• _WRITTEN REQUEST_:
Reproduce the listing below verbatim.

╭──

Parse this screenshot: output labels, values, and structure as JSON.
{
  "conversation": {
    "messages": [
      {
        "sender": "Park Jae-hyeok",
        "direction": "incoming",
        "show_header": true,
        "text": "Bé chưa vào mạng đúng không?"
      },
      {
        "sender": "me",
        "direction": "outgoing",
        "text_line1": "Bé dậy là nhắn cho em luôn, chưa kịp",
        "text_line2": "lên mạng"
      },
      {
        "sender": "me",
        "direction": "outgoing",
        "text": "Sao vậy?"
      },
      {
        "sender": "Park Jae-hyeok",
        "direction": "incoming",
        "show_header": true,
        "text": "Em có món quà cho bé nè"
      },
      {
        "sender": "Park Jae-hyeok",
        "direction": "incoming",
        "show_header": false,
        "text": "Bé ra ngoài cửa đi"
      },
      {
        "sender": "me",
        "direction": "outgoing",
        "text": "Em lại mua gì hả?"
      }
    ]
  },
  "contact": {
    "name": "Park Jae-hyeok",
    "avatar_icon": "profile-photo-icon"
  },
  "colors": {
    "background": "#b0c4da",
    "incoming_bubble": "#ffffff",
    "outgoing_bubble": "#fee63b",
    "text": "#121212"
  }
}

╰──

• _REPLY TO THE TASK_:
Parse this screenshot: output labels, values, and structure as JSON.
{
  "conversation": {
    "messages": [
      {
        "sender": "Park Jae-hyeok",
        "direction": "incoming",
        "show_header": true,
        "text": "Bé chưa vào mạng đúng không?"
      },
      {
        "sender": "me",
        "direction": "outgoing",
        "text_line1": "Bé dậy là nhắn cho em luôn, chưa kịp",
        "text_line2": "lên mạng"
      },
      {
        "sender": "me",
        "direction": "outgoing",
        "text": "Sao vậy?"
      },
      {
        "sender": "Park Jae-hyeok",
        "direction": "incoming",
        "show_header": true,
        "text": "Em có món quà cho bé nè"
      },
      {
        "sender": "Park Jae-hyeok",
        "direction": "incoming",
        "show_header": false,
        "text": "Bé ra ngoài cửa đi"
      },
      {
        "sender": "me",
        "direction": "outgoing",
        "text": "Em lại mua gì hả?"
      }
    ]
  },
  "contact": {
    "name": "Park Jae-hyeok",
    "avatar_icon": "profile-photo-icon"
  },
  "colors": {
    "background": "#b0c4da",
    "incoming_bubble": "#ffffff",
    "outgoing_bubble": "#fee63b",
    "text": "#121212"
  }
}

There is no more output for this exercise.